**TASK REQUIREMENTS**
Every record below is to be retyped exactly.

Entries taken from a collection:
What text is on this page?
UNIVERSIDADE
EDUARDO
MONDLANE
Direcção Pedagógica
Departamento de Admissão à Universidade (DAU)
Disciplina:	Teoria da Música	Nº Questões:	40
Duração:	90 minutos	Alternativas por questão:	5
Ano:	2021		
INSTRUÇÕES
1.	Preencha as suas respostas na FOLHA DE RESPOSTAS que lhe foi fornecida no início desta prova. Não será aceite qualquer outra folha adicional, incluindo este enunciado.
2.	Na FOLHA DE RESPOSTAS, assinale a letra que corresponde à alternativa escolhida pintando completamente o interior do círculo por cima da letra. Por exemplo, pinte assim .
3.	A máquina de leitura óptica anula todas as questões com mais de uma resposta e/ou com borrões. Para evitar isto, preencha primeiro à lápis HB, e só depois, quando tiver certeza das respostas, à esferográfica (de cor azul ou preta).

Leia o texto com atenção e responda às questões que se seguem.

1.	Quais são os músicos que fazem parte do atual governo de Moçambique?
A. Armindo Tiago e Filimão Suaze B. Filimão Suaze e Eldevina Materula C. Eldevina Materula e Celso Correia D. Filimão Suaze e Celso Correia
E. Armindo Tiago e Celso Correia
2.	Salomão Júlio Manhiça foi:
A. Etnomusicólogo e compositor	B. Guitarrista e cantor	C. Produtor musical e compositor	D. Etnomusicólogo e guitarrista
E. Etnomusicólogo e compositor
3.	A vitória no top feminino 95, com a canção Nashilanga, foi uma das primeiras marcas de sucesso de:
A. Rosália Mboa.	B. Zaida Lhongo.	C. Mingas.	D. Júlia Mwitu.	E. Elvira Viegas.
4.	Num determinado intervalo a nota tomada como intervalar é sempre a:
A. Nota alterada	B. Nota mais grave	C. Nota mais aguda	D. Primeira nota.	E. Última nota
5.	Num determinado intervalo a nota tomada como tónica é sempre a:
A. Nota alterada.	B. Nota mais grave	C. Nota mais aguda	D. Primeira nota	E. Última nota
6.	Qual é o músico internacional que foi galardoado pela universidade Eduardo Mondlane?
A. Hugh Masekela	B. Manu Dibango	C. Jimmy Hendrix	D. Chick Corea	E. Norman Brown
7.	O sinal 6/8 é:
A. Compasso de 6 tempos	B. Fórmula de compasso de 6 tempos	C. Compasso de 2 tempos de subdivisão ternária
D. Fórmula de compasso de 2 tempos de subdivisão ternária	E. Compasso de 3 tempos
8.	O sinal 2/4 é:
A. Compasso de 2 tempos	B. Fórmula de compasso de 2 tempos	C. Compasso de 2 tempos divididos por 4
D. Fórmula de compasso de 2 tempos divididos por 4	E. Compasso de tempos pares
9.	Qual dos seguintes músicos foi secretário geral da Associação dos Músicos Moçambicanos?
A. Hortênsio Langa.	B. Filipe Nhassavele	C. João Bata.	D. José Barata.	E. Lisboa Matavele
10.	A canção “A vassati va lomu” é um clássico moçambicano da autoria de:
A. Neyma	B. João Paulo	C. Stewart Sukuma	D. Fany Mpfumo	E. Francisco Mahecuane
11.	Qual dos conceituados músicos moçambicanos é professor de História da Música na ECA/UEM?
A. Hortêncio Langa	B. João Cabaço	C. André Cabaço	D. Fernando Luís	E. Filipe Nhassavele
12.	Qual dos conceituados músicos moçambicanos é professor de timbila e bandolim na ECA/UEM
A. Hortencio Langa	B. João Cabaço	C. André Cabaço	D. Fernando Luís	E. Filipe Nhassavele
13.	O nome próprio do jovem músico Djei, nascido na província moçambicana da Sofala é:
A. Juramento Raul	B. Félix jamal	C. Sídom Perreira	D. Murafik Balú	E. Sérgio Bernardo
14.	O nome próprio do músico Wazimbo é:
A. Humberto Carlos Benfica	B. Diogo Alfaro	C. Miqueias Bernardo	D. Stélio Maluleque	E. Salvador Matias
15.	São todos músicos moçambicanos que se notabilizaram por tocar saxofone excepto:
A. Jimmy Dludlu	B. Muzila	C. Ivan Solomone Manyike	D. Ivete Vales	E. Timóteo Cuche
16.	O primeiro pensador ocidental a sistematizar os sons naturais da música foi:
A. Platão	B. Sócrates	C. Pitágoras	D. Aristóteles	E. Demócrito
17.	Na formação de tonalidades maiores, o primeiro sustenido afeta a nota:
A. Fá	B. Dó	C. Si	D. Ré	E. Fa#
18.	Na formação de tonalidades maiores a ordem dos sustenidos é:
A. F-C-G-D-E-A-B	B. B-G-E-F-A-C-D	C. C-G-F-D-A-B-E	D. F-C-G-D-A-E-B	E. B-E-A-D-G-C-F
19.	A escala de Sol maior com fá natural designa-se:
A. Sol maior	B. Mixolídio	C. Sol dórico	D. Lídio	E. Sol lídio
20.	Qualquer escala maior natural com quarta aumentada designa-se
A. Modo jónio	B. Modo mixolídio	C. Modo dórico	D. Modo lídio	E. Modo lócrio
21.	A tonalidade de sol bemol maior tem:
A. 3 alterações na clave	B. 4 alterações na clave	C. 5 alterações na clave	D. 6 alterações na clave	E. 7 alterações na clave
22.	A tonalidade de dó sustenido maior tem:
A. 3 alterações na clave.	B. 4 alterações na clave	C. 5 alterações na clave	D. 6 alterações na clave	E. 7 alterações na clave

**EXERCISE RESPONSE**
What text is on this page?
UNIVERSIDADE
EDUARDO
MONDLANE
Direcção Pedagógica
Departamento de Admissão à Universidade (DAU)
Disciplina:	Teoria da Música	Nº Questões:	40
Duração:	90 minutos	Alternativas por questão:	5
Ano:	2021		
INSTRUÇÕES
1.	Preencha as suas respostas na FOLHA DE RESPOSTAS que lhe foi fornecida no início desta prova. Não será aceite qualquer outra folha adicional, incluindo este enunciado.
2.	Na FOLHA DE RESPOSTAS, assinale a letra que corresponde à alternativa escolhida pintando completamente o interior do círculo por cima da letra. Por exemplo, pinte assim .
3.	A máquina de leitura óptica anula todas as questões com mais de uma resposta e/ou com borrões. Para evitar isto, preencha primeiro à lápis HB, e só depois, quando tiver certeza das respostas, à esferográfica (de cor azul ou preta).

Leia o texto com atenção e responda às questões que se seguem.

1.	Quais são os músicos que fazem parte do atual governo de Moçambique?
A. Armindo Tiago e Filimão Suaze B. Filimão Suaze e Eldevina Materula C. Eldevina Materula e Celso Correia D. Filimão Suaze e Celso Correia
E. Armindo Tiago e Celso Correia
2.	Salomão Júlio Manhiça foi:
A. Etnomusicólogo e compositor	B. Guitarrista e cantor	C. Produtor musical e compositor	D. Etnomusicólogo e guitarrista
E. Etnomusicólogo e compositor
3.	A vitória no top feminino 95, com a canção Nashilanga, foi uma das primeiras marcas de sucesso de:
A. Rosália Mboa.	B. Zaida Lhongo.	C. Mingas.	D. Júlia Mwitu.	E. Elvira Viegas.
4.	Num determinado intervalo a nota tomada como intervalar é sempre a:
A. Nota alterada	B. Nota mais grave	C. Nota mais aguda	D. Primeira nota.	E. Última nota
5.	Num determinado intervalo a nota tomada como tónica é sempre a:
A. Nota alterada.	B. Nota mais grave	C. Nota mais aguda	D. Primeira nota	E. Última nota
6.	Qual é o músico internacional que foi galardoado pela universidade Eduardo Mondlane?
A. Hugh Masekela	B. Manu Dibango	C. Jimmy Hendrix	D. Chick Corea	E. Norman Brown
7.	O sinal 6/8 é:
A. Compasso de 6 tempos	B. Fórmula de compasso de 6 tempos	C. Compasso de 2 tempos de subdivisão ternária
D. Fórmula de compasso de 2 tempos de subdivisão ternária	E. Compasso de 3 tempos
8.	O sinal 2/4 é:
A. Compasso de 2 tempos	B. Fórmula de compasso de 2 tempos	C. Compasso de 2 tempos divididos por 4
D. Fórmula de compasso de 2 tempos divididos por 4	E. Compasso de tempos pares
9.	Qual dos seguintes músicos foi secretário geral da Associação dos Músicos Moçambicanos?
A. Hortênsio Langa.	B. Filipe Nhassavele	C. João Bata.	D. José Barata.	E. Lisboa Matavele
10.	A canção “A vassati va lomu” é um clássico moçambicano da autoria de:
A. Neyma	B. João Paulo	C. Stewart Sukuma	D. Fany Mpfumo	E. Francisco Mahecuane
11.	Qual dos conceituados músicos moçambicanos é professor de História da Música na ECA/UEM?
A. Hortêncio Langa	B. João Cabaço	C. André Cabaço	D. Fernando Luís	E. Filipe Nhassavele
12.	Qual dos conceituados músicos moçambicanos é professor de timbila e bandolim na ECA/UEM
A. Hortencio Langa	B. João Cabaço	C. André Cabaço	D. Fernando Luís	E. Filipe Nhassavele
13.	O nome próprio do jovem músico Djei, nascido na província moçambicana da Sofala é:
A. Juramento Raul	B. Félix jamal	C. Sídom Perreira	D. Murafik Balú	E. Sérgio Bernardo
14.	O nome próprio do músico Wazimbo é:
A. Humberto Carlos Benfica	B. Diogo Alfaro	C. Miqueias Bernardo	D. Stélio Maluleque	E. Salvador Matias
15.	São todos músicos moçambicanos que se notabilizaram por tocar saxofone excepto:
A. Jimmy Dludlu	B. Muzila	C. Ivan Solomone Manyike	D. Ivete Vales	E. Timóteo Cuche
16.	O primeiro pensador ocidental a sistematizar os sons naturais da música foi:
A. Platão	B. Sócrates	C. Pitágoras	D. Aristóteles	E. Demócrito
17.	Na formação de tonalidades maiores, o primeiro sustenido afeta a nota:
A. Fá	B. Dó	C. Si	D. Ré	E. Fa#
18.	Na formação de tonalidades maiores a ordem dos sustenidos é:
A. F-C-G-D-E-A-B	B. B-G-E-F-A-C-D	C. C-G-F-D-A-B-E	D. F-C-G-D-A-E-B	E. B-E-A-D-G-C-F
19.	A escala de Sol maior com fá natural designa-se:
A. Sol maior	B. Mixolídio	C. Sol dórico	D. Lídio	E. Sol lídio
20.	Qualquer escala maior natural com quarta aumentada designa-se
A. Modo jónio	B. Modo mixolídio	C. Modo dórico	D. Modo lídio	E. Modo lócrio
21.	A tonalidade de sol bemol maior tem:
A. 3 alterações na clave	B. 4 alterações na clave	C. 5 alterações na clave	D. 6 alterações na clave	E. 7 alterações na clave
22.	A tonalidade de dó sustenido maior tem:
A. 3 alterações na clave.	B. 4 alterações na clave	C. 5 alterações na clave	D. 6 alterações na clave	E. 7 alterações na clave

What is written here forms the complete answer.